- **Data entries**:
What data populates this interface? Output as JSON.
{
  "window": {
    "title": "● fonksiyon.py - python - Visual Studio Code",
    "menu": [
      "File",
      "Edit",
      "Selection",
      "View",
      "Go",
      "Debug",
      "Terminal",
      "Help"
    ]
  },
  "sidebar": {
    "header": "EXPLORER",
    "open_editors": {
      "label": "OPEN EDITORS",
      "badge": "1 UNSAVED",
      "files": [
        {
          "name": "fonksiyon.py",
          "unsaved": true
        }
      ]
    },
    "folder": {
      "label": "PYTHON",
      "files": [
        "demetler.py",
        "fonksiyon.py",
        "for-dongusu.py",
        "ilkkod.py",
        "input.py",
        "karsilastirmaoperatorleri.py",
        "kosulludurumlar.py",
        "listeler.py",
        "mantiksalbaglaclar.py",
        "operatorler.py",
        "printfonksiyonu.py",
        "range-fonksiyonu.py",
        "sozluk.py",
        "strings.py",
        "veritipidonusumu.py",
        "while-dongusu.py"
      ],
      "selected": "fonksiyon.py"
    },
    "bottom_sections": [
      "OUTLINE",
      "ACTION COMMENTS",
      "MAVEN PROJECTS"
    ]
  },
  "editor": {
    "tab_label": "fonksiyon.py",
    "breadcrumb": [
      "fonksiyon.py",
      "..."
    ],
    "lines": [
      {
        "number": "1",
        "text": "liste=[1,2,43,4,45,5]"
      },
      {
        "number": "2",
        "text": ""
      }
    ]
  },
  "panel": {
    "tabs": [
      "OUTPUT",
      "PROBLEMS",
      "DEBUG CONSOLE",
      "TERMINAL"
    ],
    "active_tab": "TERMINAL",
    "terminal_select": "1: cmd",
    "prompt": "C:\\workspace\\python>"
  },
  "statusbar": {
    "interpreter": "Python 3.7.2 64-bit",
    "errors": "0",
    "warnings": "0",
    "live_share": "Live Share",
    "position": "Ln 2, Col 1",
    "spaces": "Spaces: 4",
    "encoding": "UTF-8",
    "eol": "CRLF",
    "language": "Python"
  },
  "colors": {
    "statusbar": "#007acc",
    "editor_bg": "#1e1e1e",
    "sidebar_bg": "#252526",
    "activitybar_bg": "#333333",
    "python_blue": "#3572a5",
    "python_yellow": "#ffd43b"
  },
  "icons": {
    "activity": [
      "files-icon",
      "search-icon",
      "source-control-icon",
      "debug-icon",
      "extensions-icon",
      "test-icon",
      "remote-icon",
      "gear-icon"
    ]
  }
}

- **OBJECTIVE**: Your task is to retype all the records above with nothing left out.

- **ANSWER TO THE PROBLEM**:
What data populates this interface? Output as JSON.
{
  "window": {
    "title": "● fonksiyon.py - python - Visual Studio Code",
    "menu": [
      "File",
      "Edit",
      "Selection",
      "View",
      "Go",
      "Debug",
      "Terminal",
      "Help"
    ]
  },
  "sidebar": {
    "header": "EXPLORER",
    "open_editors": {
      "label": "OPEN EDITORS",
      "badge": "1 UNSAVED",
      "files": [
        {
          "name": "fonksiyon.py",
          "unsaved": true
        }
      ]
    },
    "folder": {
      "label": "PYTHON",
      "files": [
        "demetler.py",
        "fonksiyon.py",
        "for-dongusu.py",
        "ilkkod.py",
        "input.py",
        "karsilastirmaoperatorleri.py",
        "kosulludurumlar.py",
        "listeler.py",
        "mantiksalbaglaclar.py",
        "operatorler.py",
        "printfonksiyonu.py",
        "range-fonksiyonu.py",
        "sozluk.py",
        "strings.py",
        "veritipidonusumu.py",
        "while-dongusu.py"
      ],
      "selected": "fonksiyon.py"
    },
    "bottom_sections": [
      "OUTLINE",
      "ACTION COMMENTS",
      "MAVEN PROJECTS"
    ]
  },
  "editor": {
    "tab_label": "fonksiyon.py",
    "breadcrumb": [
      "fonksiyon.py",
      "..."
    ],
    "lines": [
      {
        "number": "1",
        "text": "liste=[1,2,43,4,45,5]"
      },
      {
        "number": "2",
        "text": ""
      }
    ]
  },
  "panel": {
    "tabs": [
      "OUTPUT",
      "PROBLEMS",
      "DEBUG CONSOLE",
      "TERMINAL"
    ],
    "active_tab": "TERMINAL",
    "terminal_select": "1: cmd",
    "prompt": "C:\\workspace\\python>"
  },
  "statusbar": {
    "interpreter": "Python 3.7.2 64-bit",
    "errors": "0",
    "warnings": "0",
    "live_share": "Live Share",
    "position": "Ln 2, Col 1",
    "spaces": "Spaces: 4",
    "encoding": "UTF-8",
    "eol": "CRLF",
    "language": "Python"
  },
  "colors": {
    "statusbar": "#007acc",
    "editor_bg": "#1e1e1e",
    "sidebar_bg": "#252526",
    "activitybar_bg": "#333333",
    "python_blue": "#3572a5",
    "python_yellow": "#ffd43b"
  },
  "icons": {
    "activity": [
      "files-icon",
      "search-icon",
      "source-control-icon",
      "debug-icon",
      "extensions-icon",
      "test-icon",
      "remote-icon",
      "gear-icon"
    ]
  }
}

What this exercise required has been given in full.